=== What is expected ===
Set the listing down again exactly, please, apart from its pictures.
— START Records shown —
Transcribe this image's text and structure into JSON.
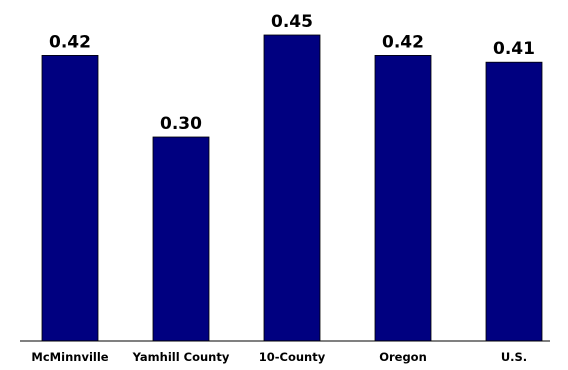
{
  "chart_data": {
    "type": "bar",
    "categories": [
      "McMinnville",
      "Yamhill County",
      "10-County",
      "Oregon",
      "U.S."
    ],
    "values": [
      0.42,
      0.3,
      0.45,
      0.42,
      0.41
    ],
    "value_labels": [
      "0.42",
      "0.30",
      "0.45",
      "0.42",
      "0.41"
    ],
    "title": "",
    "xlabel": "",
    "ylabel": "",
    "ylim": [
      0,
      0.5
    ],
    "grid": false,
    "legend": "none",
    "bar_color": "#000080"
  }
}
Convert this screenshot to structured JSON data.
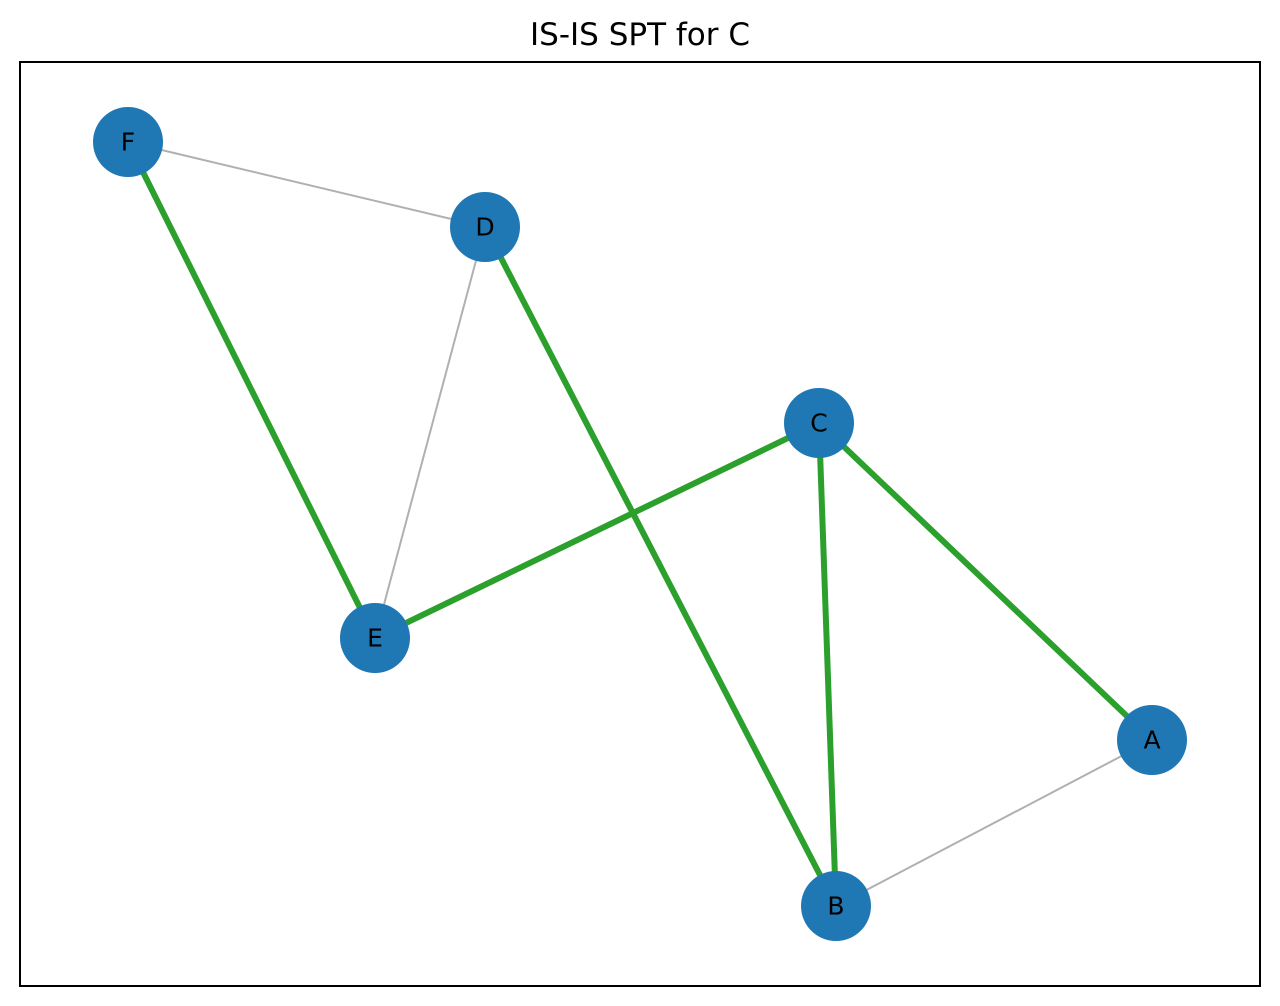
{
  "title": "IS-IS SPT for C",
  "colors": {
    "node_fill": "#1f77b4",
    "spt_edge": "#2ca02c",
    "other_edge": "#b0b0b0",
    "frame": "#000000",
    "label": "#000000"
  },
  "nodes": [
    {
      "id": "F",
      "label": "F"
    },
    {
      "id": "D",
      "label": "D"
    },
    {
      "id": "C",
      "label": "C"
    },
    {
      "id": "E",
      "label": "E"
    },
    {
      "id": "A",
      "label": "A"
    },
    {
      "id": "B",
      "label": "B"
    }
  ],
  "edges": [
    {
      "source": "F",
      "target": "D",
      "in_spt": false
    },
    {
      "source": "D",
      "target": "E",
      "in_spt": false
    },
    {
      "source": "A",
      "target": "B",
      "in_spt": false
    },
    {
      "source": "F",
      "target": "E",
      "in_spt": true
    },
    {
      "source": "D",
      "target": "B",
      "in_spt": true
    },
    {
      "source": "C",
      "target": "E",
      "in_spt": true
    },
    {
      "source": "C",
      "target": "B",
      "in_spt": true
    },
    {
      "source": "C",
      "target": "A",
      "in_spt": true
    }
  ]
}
— END Records shown —
=== Result of the exercise ===
Transcribe this image's text and structure into JSON.
{
  "chart_data": {
    "type": "bar",
    "categories": [
      "McMinnville",
      "Yamhill County",
      "10-County",
      "Oregon",
      "U.S."
    ],
    "values": [
      0.42,
      0.3,
      0.45,
      0.42,
      0.41
    ],
    "value_labels": [
      "0.42",
      "0.30",
      "0.45",
      "0.42",
      "0.41"
    ],
    "title": "",
    "xlabel": "",
    "ylabel": "",
    "ylim": [
      0,
      0.5
    ],
    "grid": false,
    "legend": "none",
    "bar_color": "#000080"
  }
}
Convert this screenshot to structured JSON data.
{
  "title": "IS-IS SPT for C",
  "colors": {
    "node_fill": "#1f77b4",
    "spt_edge": "#2ca02c",
    "other_edge": "#b0b0b0",
    "frame": "#000000",
    "label": "#000000"
  },
  "nodes": [
    {
      "id": "F",
      "label": "F"
    },
    {
      "id": "D",
      "label": "D"
    },
    {
      "id": "C",
      "label": "C"
    },
    {
      "id": "E",
      "label": "E"
    },
    {
      "id": "A",
      "label": "A"
    },
    {
      "id": "B",
      "label": "B"
    }
  ],
  "edges": [
    {
      "source": "F",
      "target": "D",
      "in_spt": false
    },
    {
      "source": "D",
      "target": "E",
      "in_spt": false
    },
    {
      "source": "A",
      "target": "B",
      "in_spt": false
    },
    {
      "source": "F",
      "target": "E",
      "in_spt": true
    },
    {
      "source": "D",
      "target": "B",
      "in_spt": true
    },
    {
      "source": "C",
      "target": "E",
      "in_spt": true
    },
    {
      "source": "C",
      "target": "B",
      "in_spt": true
    },
    {
      "source": "C",
      "target": "A",
      "in_spt": true
    }
  ]
}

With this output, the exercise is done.